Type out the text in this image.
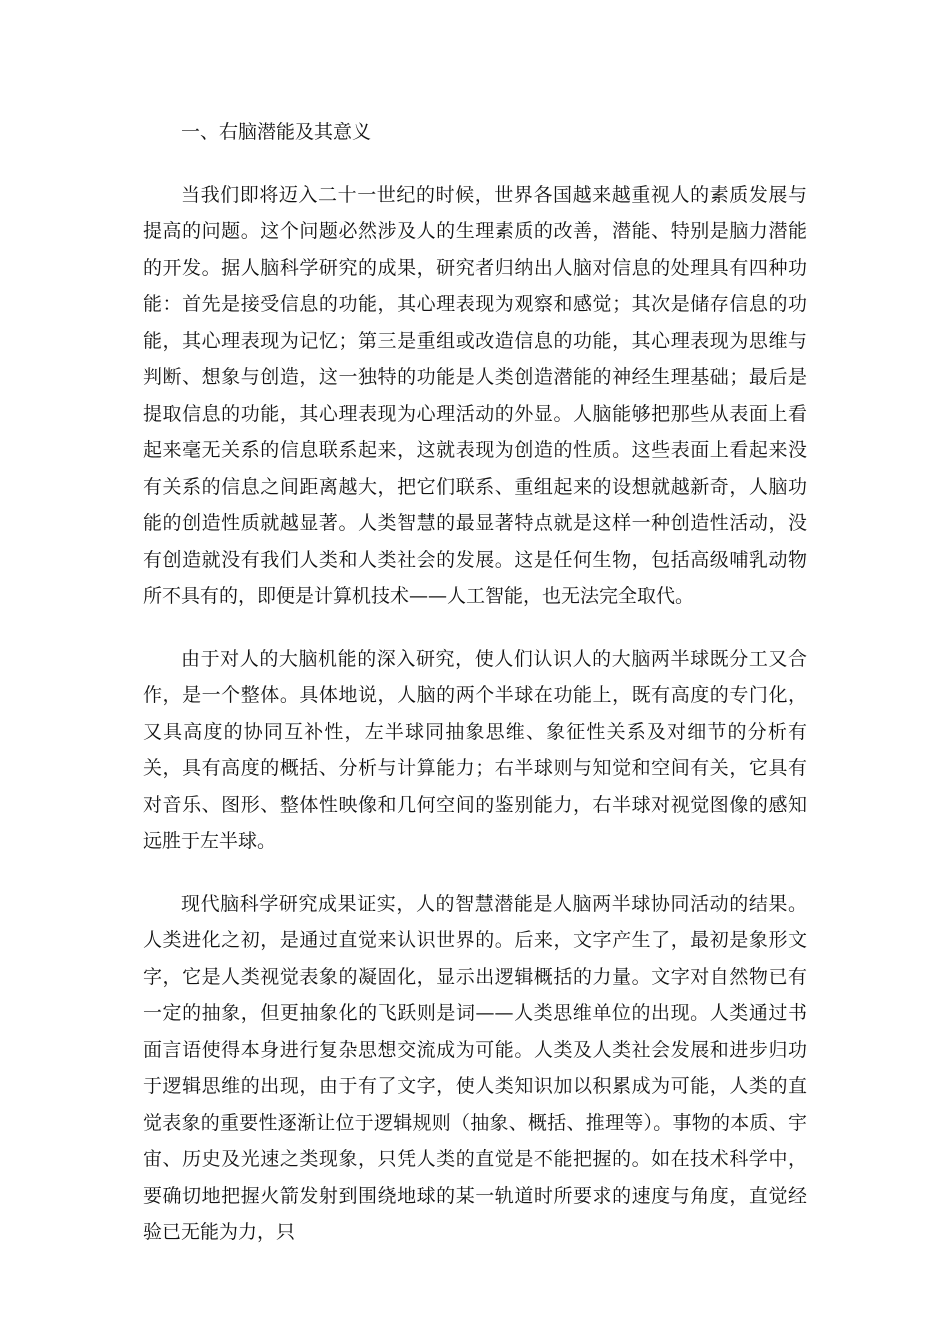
一、右脑潜能及其意义

当我们即将迈入二十一世纪的时候，世界各国越来越重视人的素质发展与提高的问题。这个问题必然涉及人的生理素质的改善，潜能、特别是脑力潜能的开发。据人脑科学研究的成果，研究者归纳出人脑对信息的处理具有四种功能：首先是接受信息的功能，其心理表现为观察和感觉；其次是储存信息的功能，其心理表现为记忆；第三是重组或改造信息的功能，其心理表现为思维与判断、想象与创造，这一独特的功能是人类创造潜能的神经生理基础；最后是提取信息的功能，其心理表现为心理活动的外显。人脑能够把那些从表面上看起来毫无关系的信息联系起来，这就表现为创造的性质。这些表面上看起来没有关系的信息之间距离越大，把它们联系、重组起来的设想就越新奇，人脑功能的创造性质就越显著。人类智慧的最显著特点就是这样一种创造性活动，没有创造就没有我们人类和人类社会的发展。这是任何生物，包括高级哺乳动物所不具有的，即便是计算机技术——人工智能，也无法完全取代。

由于对人的大脑机能的深入研究，使人们认识人的大脑两半球既分工又合作，是一个整体。具体地说，人脑的两个半球在功能上，既有高度的专门化，又具高度的协同互补性，左半球同抽象思维、象征性关系及对细节的分析有关，具有高度的概括、分析与计算能力；右半球则与知觉和空间有关，它具有对音乐、图形、整体性映像和几何空间的鉴别能力，右半球对视觉图像的感知远胜于左半球。

现代脑科学研究成果证实，人的智慧潜能是人脑两半球协同活动的结果。人类进化之初，是通过直觉来认识世界的。后来，文字产生了，最初是象形文字，它是人类视觉表象的凝固化，显示出逻辑概括的力量。文字对自然物已有一定的抽象，但更抽象化的飞跃则是词——人类思维单位的出现。人类通过书面言语使得本身进行复杂思想交流成为可能。人类及人类社会发展和进步归功于逻辑思维的出现，由于有了文字，使人类知识加以积累成为可能，人类的直觉表象的重要性逐渐让位于逻辑规则（抽象、概括、推理等）。事物的本质、宇宙、历史及光速之类现象，只凭人类的直觉是不能把握的。如在技术科学中，要确切地把握火箭发射到围绕地球的某一轨道时所要求的速度与角度，直觉经验已无能为力，只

*Exercise directions*.
Repeat all of the data above word for word, minus the pictures.

*Exercise result*.
Type out the text in this image.
一、右脑潜能及其意义

当我们即将迈入二十一世纪的时候，世界各国越来越重视人的素质发展与提高的问题。这个问题必然涉及人的生理素质的改善，潜能、特别是脑力潜能的开发。据人脑科学研究的成果，研究者归纳出人脑对信息的处理具有四种功能：首先是接受信息的功能，其心理表现为观察和感觉；其次是储存信息的功能，其心理表现为记忆；第三是重组或改造信息的功能，其心理表现为思维与判断、想象与创造，这一独特的功能是人类创造潜能的神经生理基础；最后是提取信息的功能，其心理表现为心理活动的外显。人脑能够把那些从表面上看起来毫无关系的信息联系起来，这就表现为创造的性质。这些表面上看起来没有关系的信息之间距离越大，把它们联系、重组起来的设想就越新奇，人脑功能的创造性质就越显著。人类智慧的最显著特点就是这样一种创造性活动，没有创造就没有我们人类和人类社会的发展。这是任何生物，包括高级哺乳动物所不具有的，即便是计算机技术——人工智能，也无法完全取代。

由于对人的大脑机能的深入研究，使人们认识人的大脑两半球既分工又合作，是一个整体。具体地说，人脑的两个半球在功能上，既有高度的专门化，又具高度的协同互补性，左半球同抽象思维、象征性关系及对细节的分析有关，具有高度的概括、分析与计算能力；右半球则与知觉和空间有关，它具有对音乐、图形、整体性映像和几何空间的鉴别能力，右半球对视觉图像的感知远胜于左半球。

现代脑科学研究成果证实，人的智慧潜能是人脑两半球协同活动的结果。人类进化之初，是通过直觉来认识世界的。后来，文字产生了，最初是象形文字，它是人类视觉表象的凝固化，显示出逻辑概括的力量。文字对自然物已有一定的抽象，但更抽象化的飞跃则是词——人类思维单位的出现。人类通过书面言语使得本身进行复杂思想交流成为可能。人类及人类社会发展和进步归功于逻辑思维的出现，由于有了文字，使人类知识加以积累成为可能，人类的直觉表象的重要性逐渐让位于逻辑规则（抽象、概括、推理等）。事物的本质、宇宙、历史及光速之类现象，只凭人类的直觉是不能把握的。如在技术科学中，要确切地把握火箭发射到围绕地球的某一轨道时所要求的速度与角度，直觉经验已无能为力，只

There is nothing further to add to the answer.